TASK DETAILS
Pull every line holding the string "ylabel" from the records below.

○ ○ ○ ○

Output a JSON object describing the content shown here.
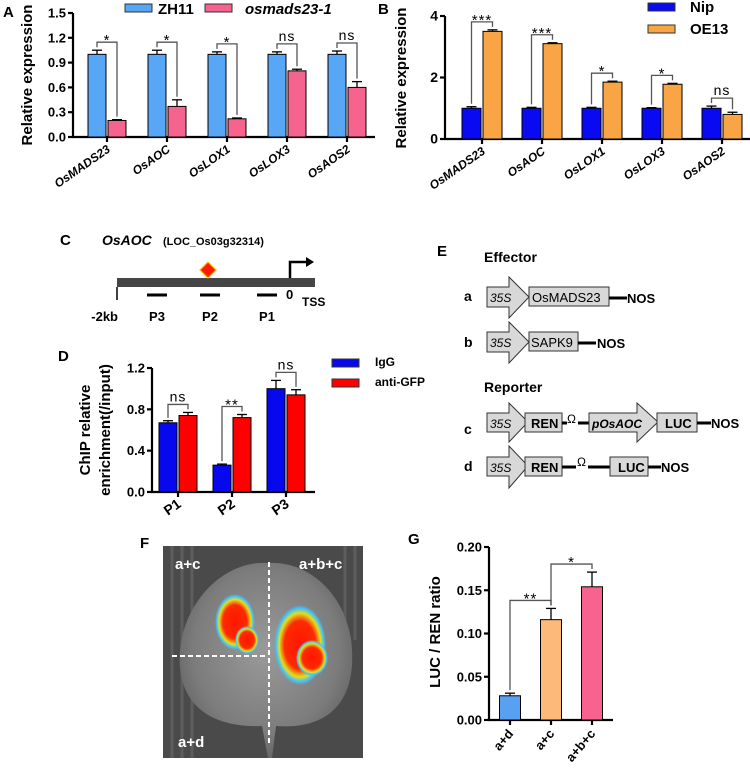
{
  "chart_data": [
    {
      "panel_label": "A",
      "type": "bar",
      "ylabel": "Relative expression",
      "ylim": [
        0,
        1.5
      ],
      "yticks": [
        "0.0",
        "0.3",
        "0.6",
        "0.9",
        "1.2",
        "1.5"
      ],
      "categories": [
        "OsMADS23",
        "OsAOC",
        "OsLOX1",
        "OsLOX3",
        "OsAOS2"
      ],
      "series": [
        {
          "name": "ZH11",
          "color": "#58a6f6",
          "values": [
            1.0,
            1.0,
            1.0,
            1.0,
            1.0
          ],
          "errors": [
            0.05,
            0.05,
            0.03,
            0.03,
            0.04
          ]
        },
        {
          "name": "osmads23-1",
          "color": "#f5638f",
          "values": [
            0.2,
            0.37,
            0.22,
            0.8,
            0.6
          ],
          "errors": [
            0.01,
            0.08,
            0.01,
            0.02,
            0.07
          ]
        }
      ],
      "comparisons": [
        {
          "category": 0,
          "label": "*"
        },
        {
          "category": 1,
          "label": "*"
        },
        {
          "category": 2,
          "label": "*"
        },
        {
          "category": 3,
          "label": "ns"
        },
        {
          "category": 4,
          "label": "ns"
        }
      ],
      "legend": "top"
    },
    {
      "panel_label": "B",
      "type": "bar",
      "ylabel": "Relative expression",
      "ylim": [
        0,
        4
      ],
      "yticks": [
        "0",
        "2",
        "4"
      ],
      "categories": [
        "OsMADS23",
        "OsAOC",
        "OsLOX1",
        "OsLOX3",
        "OsAOS2"
      ],
      "series": [
        {
          "name": "Nip",
          "color": "#0a0af2",
          "values": [
            1.0,
            1.0,
            1.0,
            1.0,
            1.0
          ],
          "errors": [
            0.05,
            0.03,
            0.03,
            0.02,
            0.07
          ]
        },
        {
          "name": "OE13",
          "color": "#f9a445",
          "values": [
            3.5,
            3.1,
            1.85,
            1.78,
            0.8
          ],
          "errors": [
            0.05,
            0.03,
            0.03,
            0.03,
            0.07
          ]
        }
      ],
      "comparisons": [
        {
          "category": 0,
          "label": "***"
        },
        {
          "category": 1,
          "label": "***"
        },
        {
          "category": 2,
          "label": "*"
        },
        {
          "category": 3,
          "label": "*"
        },
        {
          "category": 4,
          "label": "ns"
        }
      ],
      "legend": "top-right"
    },
    {
      "panel_label": "D",
      "type": "bar",
      "ylabel": [
        "ChIP relative",
        "enrichment(/input)"
      ],
      "ylim": [
        0,
        1.2
      ],
      "yticks": [
        "0.0",
        "0.4",
        "0.8",
        "1.2"
      ],
      "categories": [
        "P1",
        "P2",
        "P3"
      ],
      "series": [
        {
          "name": "IgG",
          "color": "#0808ee",
          "values": [
            0.67,
            0.26,
            1.0
          ],
          "errors": [
            0.02,
            0.01,
            0.08
          ]
        },
        {
          "name": "anti-GFP",
          "color": "#ff0000",
          "values": [
            0.74,
            0.72,
            0.94
          ],
          "errors": [
            0.03,
            0.03,
            0.05
          ]
        }
      ],
      "comparisons": [
        {
          "category": 0,
          "label": "ns"
        },
        {
          "category": 1,
          "label": "**"
        },
        {
          "category": 2,
          "label": "ns"
        }
      ],
      "legend": "right"
    },
    {
      "panel_label": "G",
      "type": "bar",
      "ylabel": "LUC / REN  ratio",
      "ylim": [
        0,
        0.2
      ],
      "yticks": [
        "0.00",
        "0.05",
        "0.10",
        "0.15",
        "0.20"
      ],
      "categories": [
        "a+d",
        "a+c",
        "a+b+c"
      ],
      "values": [
        0.028,
        0.116,
        0.154
      ],
      "errors": [
        0.003,
        0.013,
        0.017
      ],
      "colors": [
        "#58a0f2",
        "#fdb97a",
        "#f7628f"
      ],
      "comparisons": [
        {
          "pair": [
            0,
            1
          ],
          "label": "**"
        },
        {
          "pair": [
            1,
            2
          ],
          "label": "*"
        }
      ]
    }
  ],
  "panel_c": {
    "label": "C",
    "gene": "OsAOC",
    "locus": "(LOC_Os03g32314)",
    "start": "-2kb",
    "zero": "0",
    "tss": "TSS",
    "probes": [
      "P3",
      "P2",
      "P1"
    ],
    "colors": {
      "promoter": "#454545",
      "site": "#ff1a00",
      "site_edge": "#f5c400"
    }
  },
  "panel_e": {
    "label": "E",
    "effector_title": "Effector",
    "reporter_title": "Reporter",
    "a": {
      "letter": "a",
      "promoter": "35S",
      "gene": "OsMADS23",
      "terminator": "NOS"
    },
    "b": {
      "letter": "b",
      "promoter": "35S",
      "gene": "SAPK9",
      "terminator": "NOS"
    },
    "c": {
      "letter": "c",
      "promoter": "35S",
      "gene": "REN",
      "omega": "Ω",
      "promoter2": "pOsAOC",
      "reporter": "LUC",
      "terminator": "NOS"
    },
    "d": {
      "letter": "d",
      "promoter": "35S",
      "gene": "REN",
      "omega": "Ω",
      "reporter": "LUC",
      "terminator": "NOS"
    }
  },
  "panel_f": {
    "label": "F",
    "labels": [
      "a+c",
      "a+b+c",
      "a+d"
    ]
  }
}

○ ○ ○ ○

CORRECT OUTPUT
      "ylabel": "Relative expression",
      "ylabel": "Relative expression",
      "ylabel": [
      "ylabel": "LUC / REN  ratio",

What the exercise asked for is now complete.